§ Short exercise
What follows is a set of records; restate each one word for word and drop the pictures.

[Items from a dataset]
* * * * * * *

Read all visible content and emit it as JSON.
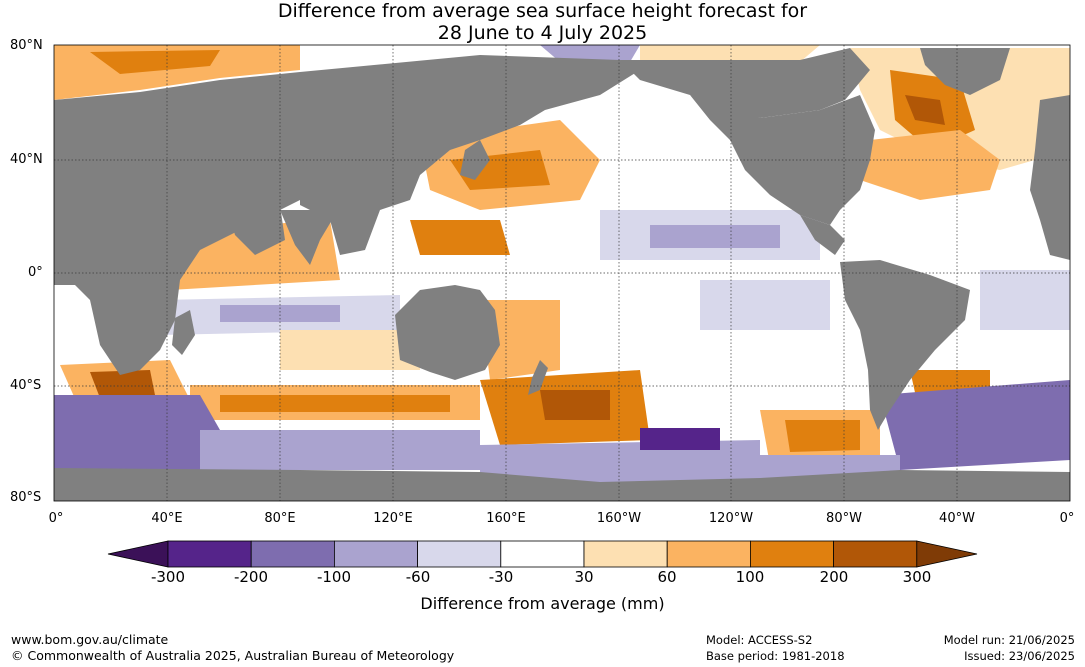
{
  "title_line1": "Difference from average sea surface height forecast for",
  "title_line2": "28 June to 4 July 2025",
  "lat_labels": [
    "80°N",
    "40°N",
    "0°",
    "40°S",
    "80°S"
  ],
  "lon_labels": [
    "0°",
    "40°E",
    "80°E",
    "120°E",
    "160°E",
    "160°W",
    "120°W",
    "80°W",
    "40°W",
    "0°"
  ],
  "colorbar": {
    "title": "Difference from average (mm)",
    "tick_labels": [
      "-300",
      "-200",
      "-100",
      "-60",
      "-30",
      "30",
      "60",
      "100",
      "200",
      "300"
    ],
    "colors": [
      "#3b1158",
      "#55248a",
      "#7e6daf",
      "#aaa3cf",
      "#d8d8eb",
      "#ffffff",
      "#fde0b2",
      "#fbb361",
      "#e0800f",
      "#b15707",
      "#7f3b06"
    ]
  },
  "colors": {
    "land": "#808080",
    "grid": "#3a3a3a"
  },
  "footer": {
    "website": "www.bom.gov.au/climate",
    "copyright": "© Commonwealth of Australia 2025, Australian Bureau of Meteorology",
    "model": "Model: ACCESS-S2",
    "base_period": "Base period: 1981-2018",
    "model_run": "Model run: 21/06/2025",
    "issued": "Issued: 23/06/2025"
  }
}
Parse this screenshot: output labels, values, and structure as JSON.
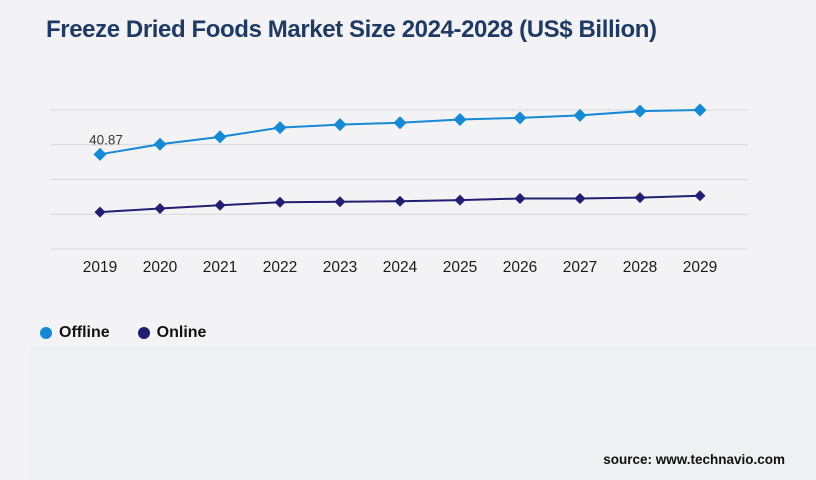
{
  "title": "Freeze Dried Foods Market Size 2024-2028 (US$ Billion)",
  "source_text": "source: www.technavio.com",
  "colors": {
    "background": "#f3f3f5",
    "lower_panel": "#eff0f1",
    "title": "#1f3a63",
    "grid": "#d8d8da",
    "axis_text": "#1a1a1a",
    "annotation_text": "#3a3a3a",
    "offline": "#1589d3",
    "online": "#221f72"
  },
  "chart_data": {
    "type": "line",
    "title": "Freeze Dried Foods Market Size 2024-2028 (US$ Billion)",
    "categories": [
      "2019",
      "2020",
      "2021",
      "2022",
      "2023",
      "2024",
      "2025",
      "2026",
      "2027",
      "2028",
      "2029"
    ],
    "series": [
      {
        "name": "Offline",
        "color": "#1589d3",
        "values": [
          40.87,
          45.2,
          48.4,
          52.4,
          53.7,
          54.5,
          55.9,
          56.6,
          57.7,
          59.5,
          60.0
        ]
      },
      {
        "name": "Online",
        "color": "#221f72",
        "values": [
          15.9,
          17.5,
          18.9,
          20.2,
          20.4,
          20.6,
          21.1,
          21.8,
          21.8,
          22.2,
          23.0
        ]
      }
    ],
    "annotations": [
      {
        "series": 0,
        "index": 0,
        "text": "40.87"
      }
    ],
    "xlabel": "",
    "ylabel": "",
    "ylim": [
      0,
      60
    ],
    "grid_step": 15,
    "grid": true,
    "marker": "diamond",
    "legend_position": "bottom-left"
  }
}
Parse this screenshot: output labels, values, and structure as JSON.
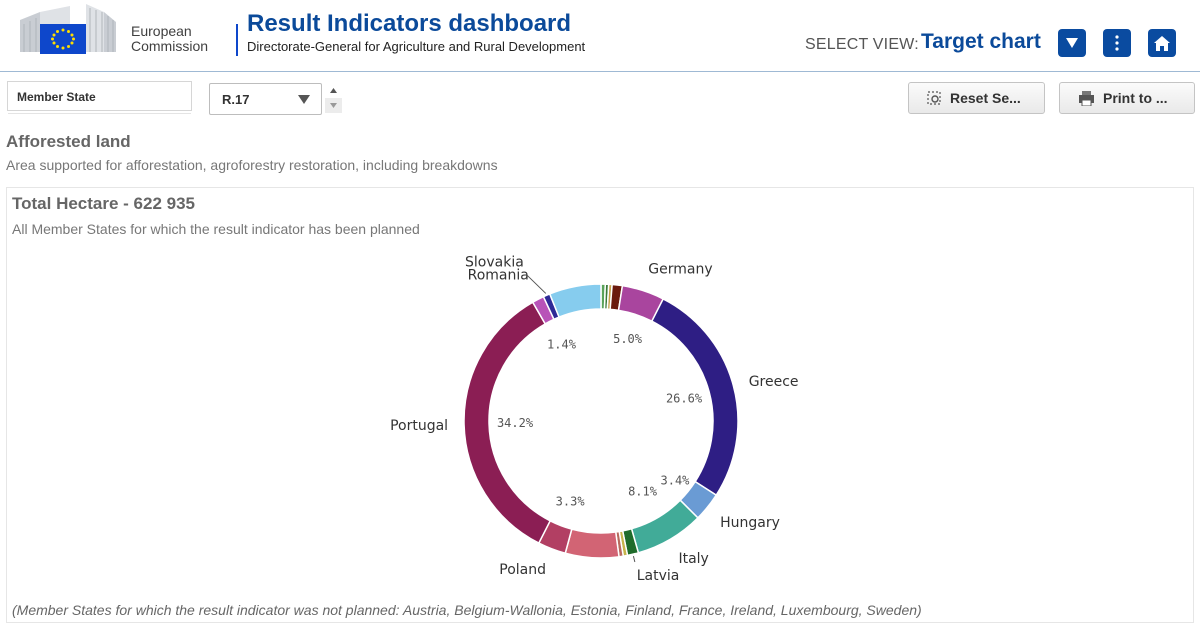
{
  "header": {
    "logo_line1": "European",
    "logo_line2": "Commission",
    "title": "Result Indicators dashboard",
    "subtitle": "Directorate-General for Agriculture and Rural Development",
    "select_view_label": "SELECT VIEW:",
    "select_view_value": "Target chart",
    "icons": [
      "chevron-down-icon",
      "more-vertical-icon",
      "home-icon"
    ],
    "accent_color": "#0a4ba0"
  },
  "filters": {
    "member_state_label": "Member State",
    "indicator_value": "R.17"
  },
  "toolbar": {
    "reset_label": "Reset Se...",
    "print_label": "Print to ..."
  },
  "kpi": {
    "title": "Afforested land",
    "subtitle": "Area supported for afforestation, agroforestry restoration, including breakdowns"
  },
  "chart_data": {
    "type": "pie",
    "title": "Total Hectare - 622 935",
    "subtitle": "All Member States for which the result indicator has been planned",
    "donut": true,
    "slices": [
      {
        "label": "",
        "value": 0.5,
        "percent_label": "",
        "color": "#5aa35a"
      },
      {
        "label": "",
        "value": 0.4,
        "percent_label": "",
        "color": "#3a7a3a"
      },
      {
        "label": "",
        "value": 0.4,
        "percent_label": "",
        "color": "#c4a04a"
      },
      {
        "label": "",
        "value": 1.2,
        "percent_label": "",
        "color": "#6b1a0e"
      },
      {
        "label": "Germany",
        "value": 5.0,
        "percent_label": "5.0%",
        "color": "#a9459e"
      },
      {
        "label": "Greece",
        "value": 26.6,
        "percent_label": "26.6%",
        "color": "#2e1e84"
      },
      {
        "label": "Hungary",
        "value": 3.4,
        "percent_label": "3.4%",
        "color": "#6a9bd4"
      },
      {
        "label": "Italy",
        "value": 8.1,
        "percent_label": "8.1%",
        "color": "#41ab98"
      },
      {
        "label": "Latvia",
        "value": 1.3,
        "percent_label": "",
        "color": "#1f6b2a"
      },
      {
        "label": "",
        "value": 0.5,
        "percent_label": "",
        "color": "#c6b44a"
      },
      {
        "label": "",
        "value": 0.5,
        "percent_label": "",
        "color": "#b86a5e"
      },
      {
        "label": "",
        "value": 6.3,
        "percent_label": "",
        "color": "#d26474"
      },
      {
        "label": "Poland",
        "value": 3.3,
        "percent_label": "3.3%",
        "color": "#b23f63"
      },
      {
        "label": "Portugal",
        "value": 34.2,
        "percent_label": "34.2%",
        "color": "#8b1e54"
      },
      {
        "label": "Romania",
        "value": 1.4,
        "percent_label": "1.4%",
        "color": "#b853b8"
      },
      {
        "label": "Slovakia",
        "value": 0.8,
        "percent_label": "",
        "color": "#2e2a96"
      },
      {
        "label": "",
        "value": 6.1,
        "percent_label": "",
        "color": "#86ccee"
      }
    ],
    "legend": "none",
    "footnote": "(Member States for which the result indicator was not planned: Austria, Belgium-Wallonia, Estonia, Finland, France, Ireland, Luxembourg, Sweden)"
  }
}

* * * * * * *

§ Completed exercise
Read all visible content and emit it as JSON.
{
  "title_line1": "Difference from average sea surface height forecast for",
  "title_line2": "28 June to 4 July 2025",
  "lat_labels": [
    "80°N",
    "40°N",
    "0°",
    "40°S",
    "80°S"
  ],
  "lon_labels": [
    "0°",
    "40°E",
    "80°E",
    "120°E",
    "160°E",
    "160°W",
    "120°W",
    "80°W",
    "40°W",
    "0°"
  ],
  "colorbar": {
    "title": "Difference from average (mm)",
    "tick_labels": [
      "-300",
      "-200",
      "-100",
      "-60",
      "-30",
      "30",
      "60",
      "100",
      "200",
      "300"
    ],
    "colors": [
      "#3b1158",
      "#55248a",
      "#7e6daf",
      "#aaa3cf",
      "#d8d8eb",
      "#ffffff",
      "#fde0b2",
      "#fbb361",
      "#e0800f",
      "#b15707",
      "#7f3b06"
    ]
  },
  "colors": {
    "land": "#808080",
    "grid": "#3a3a3a"
  },
  "footer": {
    "website": "www.bom.gov.au/climate",
    "copyright": "© Commonwealth of Australia 2025, Australian Bureau of Meteorology",
    "model": "Model: ACCESS-S2",
    "base_period": "Base period: 1981-2018",
    "model_run": "Model run: 21/06/2025",
    "issued": "Issued: 23/06/2025"
  }
}
Parse this screenshot: output labels, values, and structure as JSON.
{
  "title": "Freeze Dried Foods Market Size 2024-2028 (US$ Billion)",
  "source_text": "source: www.technavio.com",
  "colors": {
    "background": "#f3f3f5",
    "lower_panel": "#eff0f1",
    "title": "#1f3a63",
    "grid": "#d8d8da",
    "axis_text": "#1a1a1a",
    "annotation_text": "#3a3a3a",
    "offline": "#1589d3",
    "online": "#221f72"
  },
  "chart_data": {
    "type": "line",
    "title": "Freeze Dried Foods Market Size 2024-2028 (US$ Billion)",
    "categories": [
      "2019",
      "2020",
      "2021",
      "2022",
      "2023",
      "2024",
      "2025",
      "2026",
      "2027",
      "2028",
      "2029"
    ],
    "series": [
      {
        "name": "Offline",
        "color": "#1589d3",
        "values": [
          40.87,
          45.2,
          48.4,
          52.4,
          53.7,
          54.5,
          55.9,
          56.6,
          57.7,
          59.5,
          60.0
        ]
      },
      {
        "name": "Online",
        "color": "#221f72",
        "values": [
          15.9,
          17.5,
          18.9,
          20.2,
          20.4,
          20.6,
          21.1,
          21.8,
          21.8,
          22.2,
          23.0
        ]
      }
    ],
    "annotations": [
      {
        "series": 0,
        "index": 0,
        "text": "40.87"
      }
    ],
    "xlabel": "",
    "ylabel": "",
    "ylim": [
      0,
      60
    ],
    "grid_step": 15,
    "grid": true,
    "marker": "diamond",
    "legend_position": "bottom-left"
  }
}
Parse this screenshot: output labels, values, and structure as JSON.
{
  "header": {
    "logo_line1": "European",
    "logo_line2": "Commission",
    "title": "Result Indicators dashboard",
    "subtitle": "Directorate-General for Agriculture and Rural Development",
    "select_view_label": "SELECT VIEW:",
    "select_view_value": "Target chart",
    "icons": [
      "chevron-down-icon",
      "more-vertical-icon",
      "home-icon"
    ],
    "accent_color": "#0a4ba0"
  },
  "filters": {
    "member_state_label": "Member State",
    "indicator_value": "R.17"
  },
  "toolbar": {
    "reset_label": "Reset Se...",
    "print_label": "Print to ..."
  },
  "kpi": {
    "title": "Afforested land",
    "subtitle": "Area supported for afforestation, agroforestry restoration, including breakdowns"
  },
  "chart_data": {
    "type": "pie",
    "title": "Total Hectare - 622 935",
    "subtitle": "All Member States for which the result indicator has been planned",
    "donut": true,
    "slices": [
      {
        "label": "",
        "value": 0.5,
        "percent_label": "",
        "color": "#5aa35a"
      },
      {
        "label": "",
        "value": 0.4,
        "percent_label": "",
        "color": "#3a7a3a"
      },
      {
        "label": "",
        "value": 0.4,
        "percent_label": "",
        "color": "#c4a04a"
      },
      {
        "label": "",
        "value": 1.2,
        "percent_label": "",
        "color": "#6b1a0e"
      },
      {
        "label": "Germany",
        "value": 5.0,
        "percent_label": "5.0%",
        "color": "#a9459e"
      },
      {
        "label": "Greece",
        "value": 26.6,
        "percent_label": "26.6%",
        "color": "#2e1e84"
      },
      {
        "label": "Hungary",
        "value": 3.4,
        "percent_label": "3.4%",
        "color": "#6a9bd4"
      },
      {
        "label": "Italy",
        "value": 8.1,
        "percent_label": "8.1%",
        "color": "#41ab98"
      },
      {
        "label": "Latvia",
        "value": 1.3,
        "percent_label": "",
        "color": "#1f6b2a"
      },
      {
        "label": "",
        "value": 0.5,
        "percent_label": "",
        "color": "#c6b44a"
      },
      {
        "label": "",
        "value": 0.5,
        "percent_label": "",
        "color": "#b86a5e"
      },
      {
        "label": "",
        "value": 6.3,
        "percent_label": "",
        "color": "#d26474"
      },
      {
        "label": "Poland",
        "value": 3.3,
        "percent_label": "3.3%",
        "color": "#b23f63"
      },
      {
        "label": "Portugal",
        "value": 34.2,
        "percent_label": "34.2%",
        "color": "#8b1e54"
      },
      {
        "label": "Romania",
        "value": 1.4,
        "percent_label": "1.4%",
        "color": "#b853b8"
      },
      {
        "label": "Slovakia",
        "value": 0.8,
        "percent_label": "",
        "color": "#2e2a96"
      },
      {
        "label": "",
        "value": 6.1,
        "percent_label": "",
        "color": "#86ccee"
      }
    ],
    "legend": "none",
    "footnote": "(Member States for which the result indicator was not planned: Austria, Belgium-Wallonia, Estonia, Finland, France, Ireland, Luxembourg, Sweden)"
  }
}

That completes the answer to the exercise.